Stored data entries:
#####

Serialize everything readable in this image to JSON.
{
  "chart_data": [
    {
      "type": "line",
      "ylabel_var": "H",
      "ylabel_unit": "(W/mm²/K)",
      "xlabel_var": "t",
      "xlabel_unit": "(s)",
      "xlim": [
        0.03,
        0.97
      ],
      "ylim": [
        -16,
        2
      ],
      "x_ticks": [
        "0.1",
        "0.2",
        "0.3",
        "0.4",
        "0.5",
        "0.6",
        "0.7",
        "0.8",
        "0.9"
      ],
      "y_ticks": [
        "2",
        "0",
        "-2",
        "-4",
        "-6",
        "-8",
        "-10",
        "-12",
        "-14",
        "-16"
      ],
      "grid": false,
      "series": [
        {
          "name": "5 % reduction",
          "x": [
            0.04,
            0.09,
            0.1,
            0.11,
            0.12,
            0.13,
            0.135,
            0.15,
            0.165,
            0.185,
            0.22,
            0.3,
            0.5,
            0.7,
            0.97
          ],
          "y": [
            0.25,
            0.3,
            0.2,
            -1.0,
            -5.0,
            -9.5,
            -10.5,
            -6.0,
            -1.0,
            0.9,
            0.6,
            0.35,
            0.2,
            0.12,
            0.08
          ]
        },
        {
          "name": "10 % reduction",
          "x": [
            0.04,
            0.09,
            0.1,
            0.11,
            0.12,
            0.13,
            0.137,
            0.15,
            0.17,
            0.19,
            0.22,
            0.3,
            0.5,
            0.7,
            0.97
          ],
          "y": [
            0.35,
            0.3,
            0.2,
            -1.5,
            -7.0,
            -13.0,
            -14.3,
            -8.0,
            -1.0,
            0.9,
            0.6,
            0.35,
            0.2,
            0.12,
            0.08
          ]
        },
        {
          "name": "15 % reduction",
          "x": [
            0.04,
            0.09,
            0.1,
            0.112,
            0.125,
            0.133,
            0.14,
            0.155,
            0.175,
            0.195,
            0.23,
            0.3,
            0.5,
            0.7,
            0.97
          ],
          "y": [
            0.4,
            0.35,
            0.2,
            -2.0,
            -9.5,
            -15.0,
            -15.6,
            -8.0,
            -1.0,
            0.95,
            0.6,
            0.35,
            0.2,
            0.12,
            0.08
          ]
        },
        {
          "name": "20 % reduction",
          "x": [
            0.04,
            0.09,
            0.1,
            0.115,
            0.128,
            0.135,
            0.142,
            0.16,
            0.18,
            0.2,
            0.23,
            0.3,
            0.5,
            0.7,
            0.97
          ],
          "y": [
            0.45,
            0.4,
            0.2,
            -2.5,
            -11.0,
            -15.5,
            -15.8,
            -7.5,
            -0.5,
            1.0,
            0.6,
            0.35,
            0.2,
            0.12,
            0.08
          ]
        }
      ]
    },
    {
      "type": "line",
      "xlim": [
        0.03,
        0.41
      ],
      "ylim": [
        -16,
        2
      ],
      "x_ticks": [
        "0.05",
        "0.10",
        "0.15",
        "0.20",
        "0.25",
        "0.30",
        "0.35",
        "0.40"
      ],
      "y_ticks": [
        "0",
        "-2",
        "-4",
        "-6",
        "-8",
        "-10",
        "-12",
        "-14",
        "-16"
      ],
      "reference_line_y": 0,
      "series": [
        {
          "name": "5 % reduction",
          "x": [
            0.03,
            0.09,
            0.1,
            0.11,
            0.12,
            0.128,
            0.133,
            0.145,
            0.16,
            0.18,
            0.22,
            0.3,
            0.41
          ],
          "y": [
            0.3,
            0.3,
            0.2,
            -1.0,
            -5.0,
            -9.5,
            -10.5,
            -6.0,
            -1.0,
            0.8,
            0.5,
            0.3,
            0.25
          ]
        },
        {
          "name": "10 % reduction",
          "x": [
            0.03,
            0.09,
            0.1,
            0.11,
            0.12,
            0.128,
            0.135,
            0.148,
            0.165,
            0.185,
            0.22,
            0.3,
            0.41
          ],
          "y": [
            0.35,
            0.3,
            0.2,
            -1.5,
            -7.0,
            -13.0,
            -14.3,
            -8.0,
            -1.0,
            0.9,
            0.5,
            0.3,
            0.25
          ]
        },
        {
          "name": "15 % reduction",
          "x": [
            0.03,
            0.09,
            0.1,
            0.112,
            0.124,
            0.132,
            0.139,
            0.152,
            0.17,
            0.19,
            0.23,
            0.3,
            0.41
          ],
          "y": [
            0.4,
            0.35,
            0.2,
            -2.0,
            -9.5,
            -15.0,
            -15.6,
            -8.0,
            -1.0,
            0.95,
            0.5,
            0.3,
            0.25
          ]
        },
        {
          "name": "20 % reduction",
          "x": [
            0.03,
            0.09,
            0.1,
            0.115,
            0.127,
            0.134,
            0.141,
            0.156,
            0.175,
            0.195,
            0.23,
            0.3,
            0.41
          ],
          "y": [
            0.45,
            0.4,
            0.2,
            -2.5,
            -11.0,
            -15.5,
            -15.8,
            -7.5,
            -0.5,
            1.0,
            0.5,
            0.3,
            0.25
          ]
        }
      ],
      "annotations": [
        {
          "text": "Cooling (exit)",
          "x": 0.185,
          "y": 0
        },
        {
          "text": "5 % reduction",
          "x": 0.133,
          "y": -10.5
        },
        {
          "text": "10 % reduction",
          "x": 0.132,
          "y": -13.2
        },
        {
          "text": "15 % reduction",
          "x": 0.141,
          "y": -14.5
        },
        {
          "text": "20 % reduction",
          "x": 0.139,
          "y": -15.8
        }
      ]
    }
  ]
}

#####

__Problem description__
Copy out the whole listing exactly.

__Solution__
Serialize everything readable in this image to JSON.
{
  "chart_data": [
    {
      "type": "line",
      "ylabel_var": "H",
      "ylabel_unit": "(W/mm²/K)",
      "xlabel_var": "t",
      "xlabel_unit": "(s)",
      "xlim": [
        0.03,
        0.97
      ],
      "ylim": [
        -16,
        2
      ],
      "x_ticks": [
        "0.1",
        "0.2",
        "0.3",
        "0.4",
        "0.5",
        "0.6",
        "0.7",
        "0.8",
        "0.9"
      ],
      "y_ticks": [
        "2",
        "0",
        "-2",
        "-4",
        "-6",
        "-8",
        "-10",
        "-12",
        "-14",
        "-16"
      ],
      "grid": false,
      "series": [
        {
          "name": "5 % reduction",
          "x": [
            0.04,
            0.09,
            0.1,
            0.11,
            0.12,
            0.13,
            0.135,
            0.15,
            0.165,
            0.185,
            0.22,
            0.3,
            0.5,
            0.7,
            0.97
          ],
          "y": [
            0.25,
            0.3,
            0.2,
            -1.0,
            -5.0,
            -9.5,
            -10.5,
            -6.0,
            -1.0,
            0.9,
            0.6,
            0.35,
            0.2,
            0.12,
            0.08
          ]
        },
        {
          "name": "10 % reduction",
          "x": [
            0.04,
            0.09,
            0.1,
            0.11,
            0.12,
            0.13,
            0.137,
            0.15,
            0.17,
            0.19,
            0.22,
            0.3,
            0.5,
            0.7,
            0.97
          ],
          "y": [
            0.35,
            0.3,
            0.2,
            -1.5,
            -7.0,
            -13.0,
            -14.3,
            -8.0,
            -1.0,
            0.9,
            0.6,
            0.35,
            0.2,
            0.12,
            0.08
          ]
        },
        {
          "name": "15 % reduction",
          "x": [
            0.04,
            0.09,
            0.1,
            0.112,
            0.125,
            0.133,
            0.14,
            0.155,
            0.175,
            0.195,
            0.23,
            0.3,
            0.5,
            0.7,
            0.97
          ],
          "y": [
            0.4,
            0.35,
            0.2,
            -2.0,
            -9.5,
            -15.0,
            -15.6,
            -8.0,
            -1.0,
            0.95,
            0.6,
            0.35,
            0.2,
            0.12,
            0.08
          ]
        },
        {
          "name": "20 % reduction",
          "x": [
            0.04,
            0.09,
            0.1,
            0.115,
            0.128,
            0.135,
            0.142,
            0.16,
            0.18,
            0.2,
            0.23,
            0.3,
            0.5,
            0.7,
            0.97
          ],
          "y": [
            0.45,
            0.4,
            0.2,
            -2.5,
            -11.0,
            -15.5,
            -15.8,
            -7.5,
            -0.5,
            1.0,
            0.6,
            0.35,
            0.2,
            0.12,
            0.08
          ]
        }
      ]
    },
    {
      "type": "line",
      "xlim": [
        0.03,
        0.41
      ],
      "ylim": [
        -16,
        2
      ],
      "x_ticks": [
        "0.05",
        "0.10",
        "0.15",
        "0.20",
        "0.25",
        "0.30",
        "0.35",
        "0.40"
      ],
      "y_ticks": [
        "0",
        "-2",
        "-4",
        "-6",
        "-8",
        "-10",
        "-12",
        "-14",
        "-16"
      ],
      "reference_line_y": 0,
      "series": [
        {
          "name": "5 % reduction",
          "x": [
            0.03,
            0.09,
            0.1,
            0.11,
            0.12,
            0.128,
            0.133,
            0.145,
            0.16,
            0.18,
            0.22,
            0.3,
            0.41
          ],
          "y": [
            0.3,
            0.3,
            0.2,
            -1.0,
            -5.0,
            -9.5,
            -10.5,
            -6.0,
            -1.0,
            0.8,
            0.5,
            0.3,
            0.25
          ]
        },
        {
          "name": "10 % reduction",
          "x": [
            0.03,
            0.09,
            0.1,
            0.11,
            0.12,
            0.128,
            0.135,
            0.148,
            0.165,
            0.185,
            0.22,
            0.3,
            0.41
          ],
          "y": [
            0.35,
            0.3,
            0.2,
            -1.5,
            -7.0,
            -13.0,
            -14.3,
            -8.0,
            -1.0,
            0.9,
            0.5,
            0.3,
            0.25
          ]
        },
        {
          "name": "15 % reduction",
          "x": [
            0.03,
            0.09,
            0.1,
            0.112,
            0.124,
            0.132,
            0.139,
            0.152,
            0.17,
            0.19,
            0.23,
            0.3,
            0.41
          ],
          "y": [
            0.4,
            0.35,
            0.2,
            -2.0,
            -9.5,
            -15.0,
            -15.6,
            -8.0,
            -1.0,
            0.95,
            0.5,
            0.3,
            0.25
          ]
        },
        {
          "name": "20 % reduction",
          "x": [
            0.03,
            0.09,
            0.1,
            0.115,
            0.127,
            0.134,
            0.141,
            0.156,
            0.175,
            0.195,
            0.23,
            0.3,
            0.41
          ],
          "y": [
            0.45,
            0.4,
            0.2,
            -2.5,
            -11.0,
            -15.5,
            -15.8,
            -7.5,
            -0.5,
            1.0,
            0.5,
            0.3,
            0.25
          ]
        }
      ],
      "annotations": [
        {
          "text": "Cooling (exit)",
          "x": 0.185,
          "y": 0
        },
        {
          "text": "5 % reduction",
          "x": 0.133,
          "y": -10.5
        },
        {
          "text": "10 % reduction",
          "x": 0.132,
          "y": -13.2
        },
        {
          "text": "15 % reduction",
          "x": 0.141,
          "y": -14.5
        },
        {
          "text": "20 % reduction",
          "x": 0.139,
          "y": -15.8
        }
      ]
    }
  ]
}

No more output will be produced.